● EXERCISE INPUTS:
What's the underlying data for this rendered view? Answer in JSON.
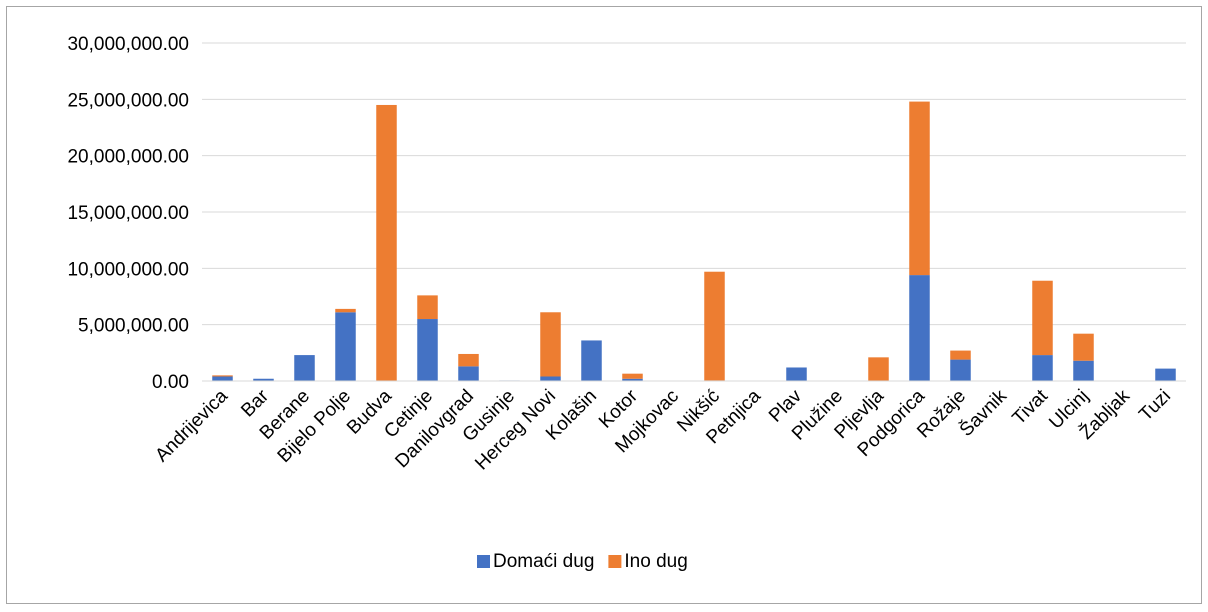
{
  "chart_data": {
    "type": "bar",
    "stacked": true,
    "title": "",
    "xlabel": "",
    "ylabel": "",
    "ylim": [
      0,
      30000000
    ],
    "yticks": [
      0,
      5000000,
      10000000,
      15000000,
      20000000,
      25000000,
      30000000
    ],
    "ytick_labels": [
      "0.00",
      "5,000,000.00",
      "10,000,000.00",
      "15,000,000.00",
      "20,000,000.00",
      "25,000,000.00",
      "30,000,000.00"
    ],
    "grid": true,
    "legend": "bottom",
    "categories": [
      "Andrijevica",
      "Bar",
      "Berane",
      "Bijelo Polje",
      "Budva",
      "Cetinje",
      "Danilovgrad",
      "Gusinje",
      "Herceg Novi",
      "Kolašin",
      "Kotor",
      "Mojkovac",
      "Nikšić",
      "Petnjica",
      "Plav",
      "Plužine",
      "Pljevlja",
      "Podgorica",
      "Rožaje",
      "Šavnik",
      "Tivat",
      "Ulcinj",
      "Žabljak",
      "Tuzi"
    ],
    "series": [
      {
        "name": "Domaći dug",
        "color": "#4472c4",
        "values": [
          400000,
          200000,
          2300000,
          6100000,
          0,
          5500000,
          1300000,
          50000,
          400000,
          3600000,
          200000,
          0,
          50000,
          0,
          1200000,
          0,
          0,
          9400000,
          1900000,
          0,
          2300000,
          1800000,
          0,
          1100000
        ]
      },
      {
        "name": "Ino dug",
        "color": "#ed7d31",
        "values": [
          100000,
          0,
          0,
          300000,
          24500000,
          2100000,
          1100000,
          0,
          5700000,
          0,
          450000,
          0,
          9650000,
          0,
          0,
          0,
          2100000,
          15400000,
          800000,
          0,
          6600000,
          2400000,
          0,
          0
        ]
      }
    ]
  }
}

==

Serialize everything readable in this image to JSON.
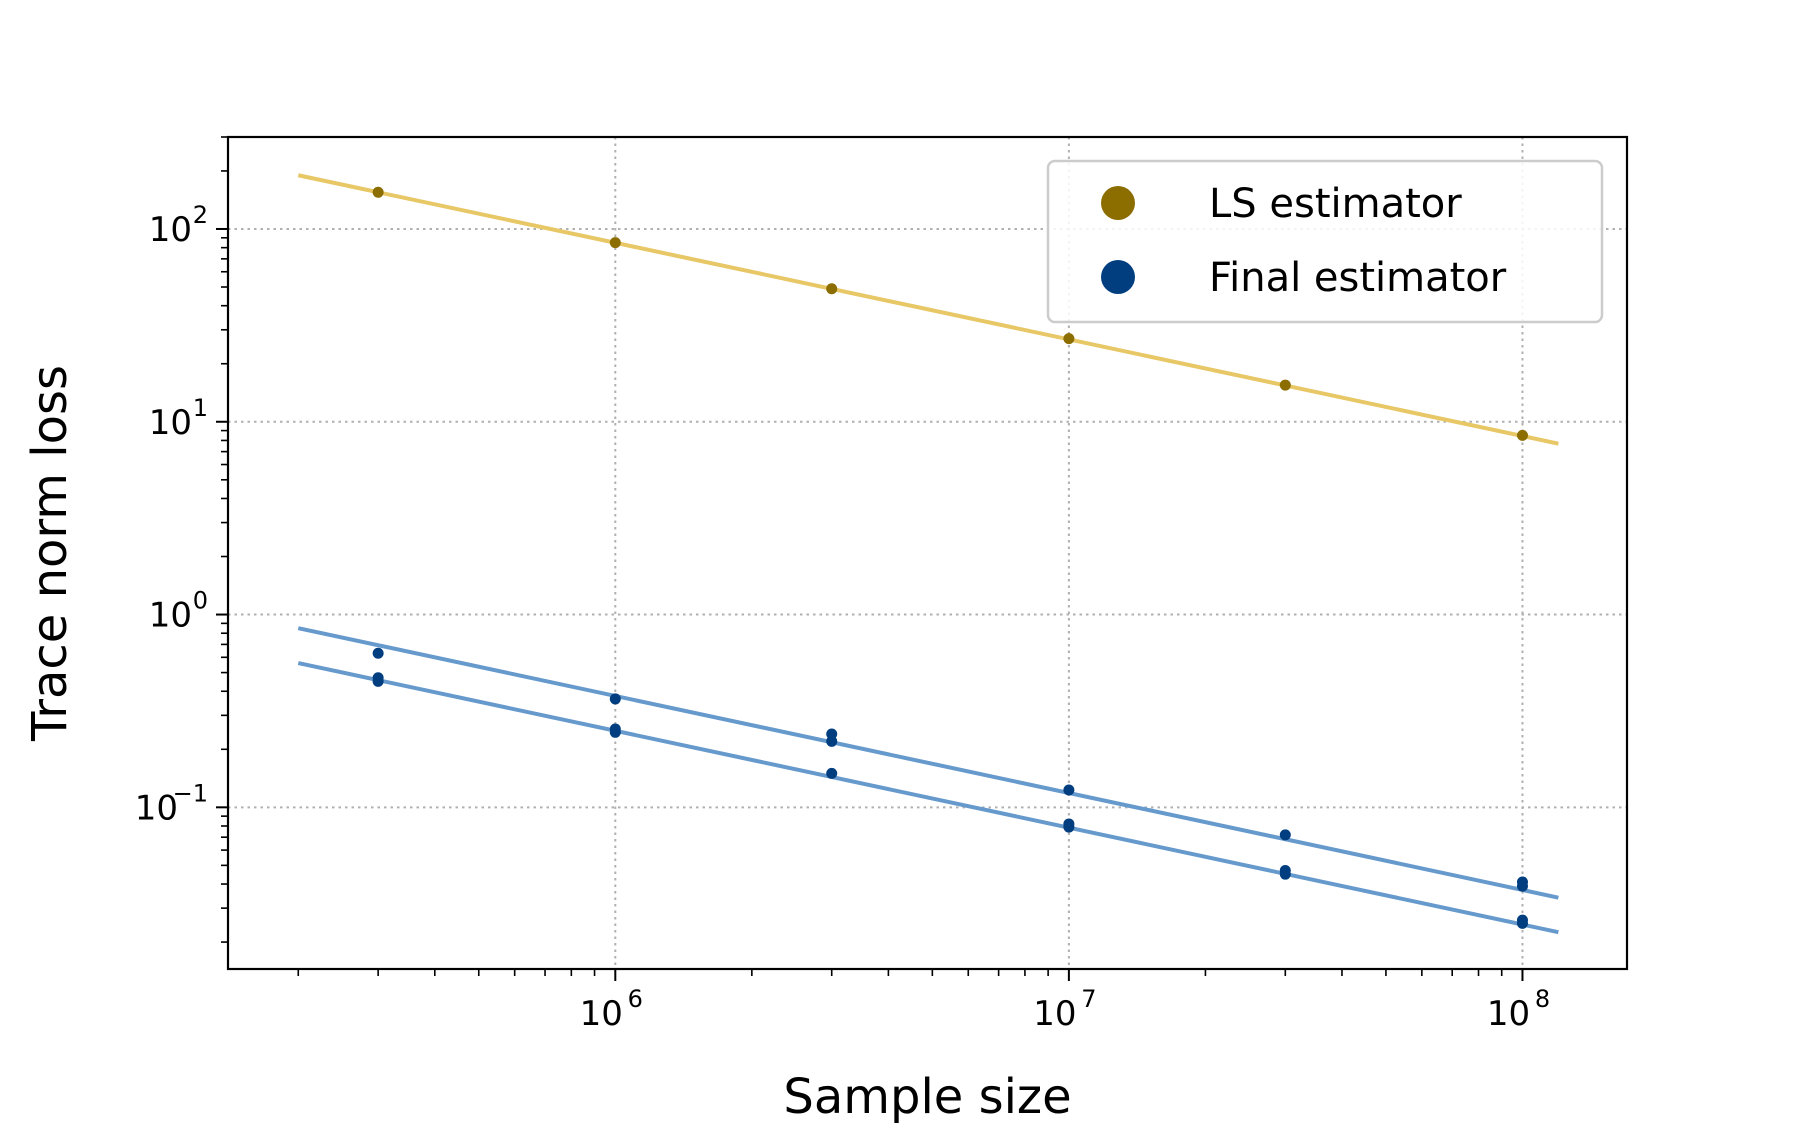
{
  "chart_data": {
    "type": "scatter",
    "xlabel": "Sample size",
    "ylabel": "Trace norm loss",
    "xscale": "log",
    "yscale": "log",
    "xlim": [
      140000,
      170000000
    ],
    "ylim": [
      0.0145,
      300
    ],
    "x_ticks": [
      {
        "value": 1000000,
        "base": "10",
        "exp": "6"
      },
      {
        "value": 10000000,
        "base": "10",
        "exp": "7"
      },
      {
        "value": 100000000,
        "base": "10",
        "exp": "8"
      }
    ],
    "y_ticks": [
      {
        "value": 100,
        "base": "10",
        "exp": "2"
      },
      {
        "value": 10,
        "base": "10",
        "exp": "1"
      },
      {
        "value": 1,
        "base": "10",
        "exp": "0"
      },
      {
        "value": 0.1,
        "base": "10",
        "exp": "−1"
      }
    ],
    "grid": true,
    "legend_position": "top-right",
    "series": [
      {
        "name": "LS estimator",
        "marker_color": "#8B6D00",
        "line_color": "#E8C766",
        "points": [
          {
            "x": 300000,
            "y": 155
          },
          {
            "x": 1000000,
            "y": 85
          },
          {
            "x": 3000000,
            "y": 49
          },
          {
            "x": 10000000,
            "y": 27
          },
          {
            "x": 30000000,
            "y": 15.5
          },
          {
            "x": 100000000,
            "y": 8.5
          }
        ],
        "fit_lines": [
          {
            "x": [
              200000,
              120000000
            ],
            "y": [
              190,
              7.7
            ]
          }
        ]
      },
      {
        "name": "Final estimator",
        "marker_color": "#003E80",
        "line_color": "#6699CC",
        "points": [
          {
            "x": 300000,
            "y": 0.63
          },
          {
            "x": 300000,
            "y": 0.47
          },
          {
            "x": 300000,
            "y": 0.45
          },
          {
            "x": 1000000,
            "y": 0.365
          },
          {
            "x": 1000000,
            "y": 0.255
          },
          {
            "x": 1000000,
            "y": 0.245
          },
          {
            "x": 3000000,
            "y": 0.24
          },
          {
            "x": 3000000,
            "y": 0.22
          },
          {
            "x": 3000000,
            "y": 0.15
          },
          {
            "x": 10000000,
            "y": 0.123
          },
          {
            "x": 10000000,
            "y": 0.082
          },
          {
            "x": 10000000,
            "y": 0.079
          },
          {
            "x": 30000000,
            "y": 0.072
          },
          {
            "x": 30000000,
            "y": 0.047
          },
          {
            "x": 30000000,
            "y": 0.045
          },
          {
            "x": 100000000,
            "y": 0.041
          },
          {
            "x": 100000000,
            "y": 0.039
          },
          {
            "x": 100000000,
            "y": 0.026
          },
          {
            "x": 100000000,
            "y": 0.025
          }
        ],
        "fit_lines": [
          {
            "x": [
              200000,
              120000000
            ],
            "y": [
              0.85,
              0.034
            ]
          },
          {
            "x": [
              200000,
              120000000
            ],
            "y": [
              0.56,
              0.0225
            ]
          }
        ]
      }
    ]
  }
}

● PROBLEM DETAILS:
Find how many of the lines above have the word "name" in them. State only that number.

● RESULT OF THIS TASK:
4